Dataset records
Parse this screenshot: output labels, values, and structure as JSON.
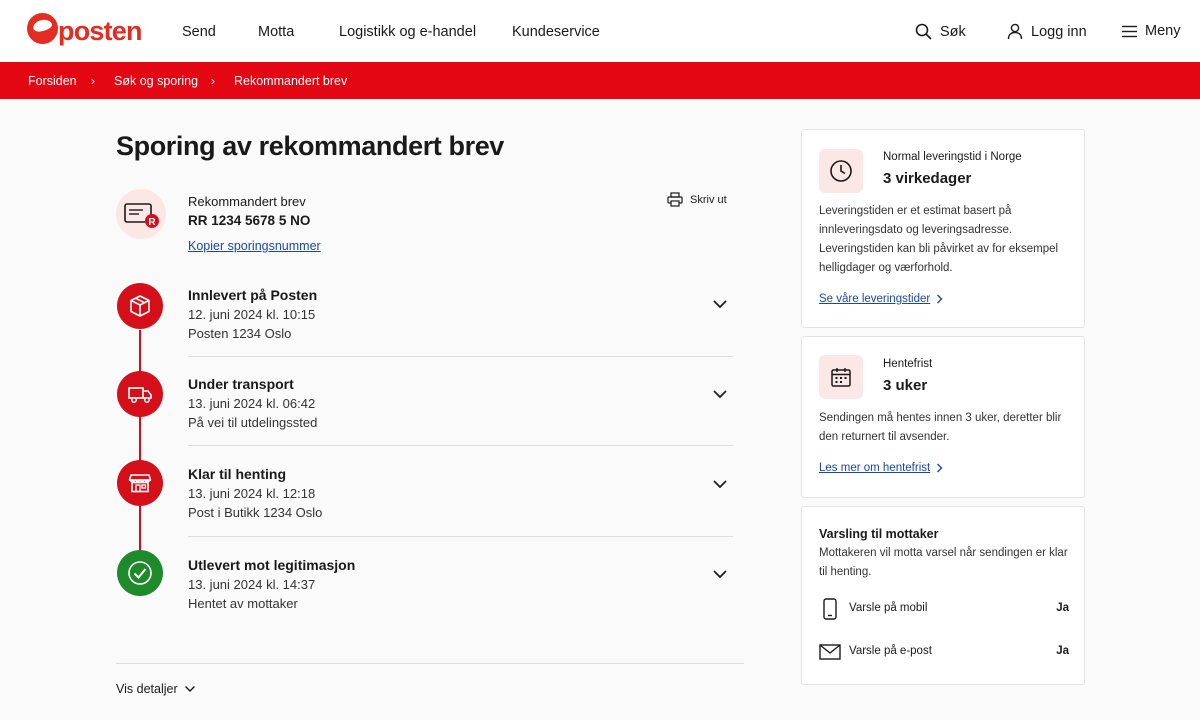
{
  "brand": {
    "name": "posten",
    "accent": "#e30613",
    "success": "#1f8a2b",
    "link": "#1c46a8"
  },
  "nav": {
    "items": [
      "Send",
      "Motta",
      "Logistikk og e-handel",
      "Kundeservice"
    ],
    "search": "Søk",
    "login": "Logg inn",
    "menu": "Meny"
  },
  "breadcrumb": [
    "Forsiden",
    "Søk og sporing",
    "Rekommandert brev"
  ],
  "page": {
    "title": "Sporing av rekommandert brev"
  },
  "shipment": {
    "type": "Rekommandert brev",
    "number": "RR 1234 5678 5 NO",
    "copy_link": "Kopier sporingsnummer",
    "print": "Skriv ut",
    "icon": "registered-letter-icon"
  },
  "events": [
    {
      "title": "Innlevert på Posten",
      "time": "12. juni 2024 kl. 10:15",
      "place": "Posten 1234 Oslo",
      "icon": "package-icon",
      "status": "done-step"
    },
    {
      "title": "Under transport",
      "time": "13. juni 2024 kl. 06:42",
      "place": "På vei til utdelingssted",
      "icon": "truck-icon",
      "status": "done-step"
    },
    {
      "title": "Klar til henting",
      "time": "13. juni 2024 kl. 12:18",
      "place": "Post i Butikk 1234 Oslo",
      "icon": "store-icon",
      "status": "done-step"
    },
    {
      "title": "Utlevert mot legitimasjon",
      "time": "13. juni 2024 kl. 14:37",
      "place": "Hentet av mottaker",
      "icon": "check-icon",
      "status": "delivered"
    }
  ],
  "details_toggle": "Vis detaljer",
  "delivery_card": {
    "label": "Normal leveringstid i Norge",
    "value": "3 virkedager",
    "text": "Leveringstiden er et estimat basert på innleveringsdato og leveringsadresse. Leveringstiden kan bli påvirket av for eksempel helligdager og værforhold.",
    "link": "Se våre leveringstider"
  },
  "pickup_card": {
    "label": "Hentefrist",
    "value": "3 uker",
    "text": "Sendingen må hentes innen 3 uker, deretter blir den returnert til avsender.",
    "link": "Les mer om hentefrist"
  },
  "notify_card": {
    "title": "Varsling til mottaker",
    "text": "Mottakeren vil motta varsel når sendingen er klar til henting.",
    "rows": [
      {
        "label": "Varsle på mobil",
        "value": "Ja",
        "icon": "mobile-icon"
      },
      {
        "label": "Varsle på e-post",
        "value": "Ja",
        "icon": "envelope-icon"
      }
    ]
  }
}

[What to produce]
Gather up the lines that contain the word "time".

[Solution below]
      "time": "12. juni 2024 kl. 10:15",
      "time": "13. juni 2024 kl. 06:42",
      "time": "13. juni 2024 kl. 12:18",
      "time": "13. juni 2024 kl. 14:37",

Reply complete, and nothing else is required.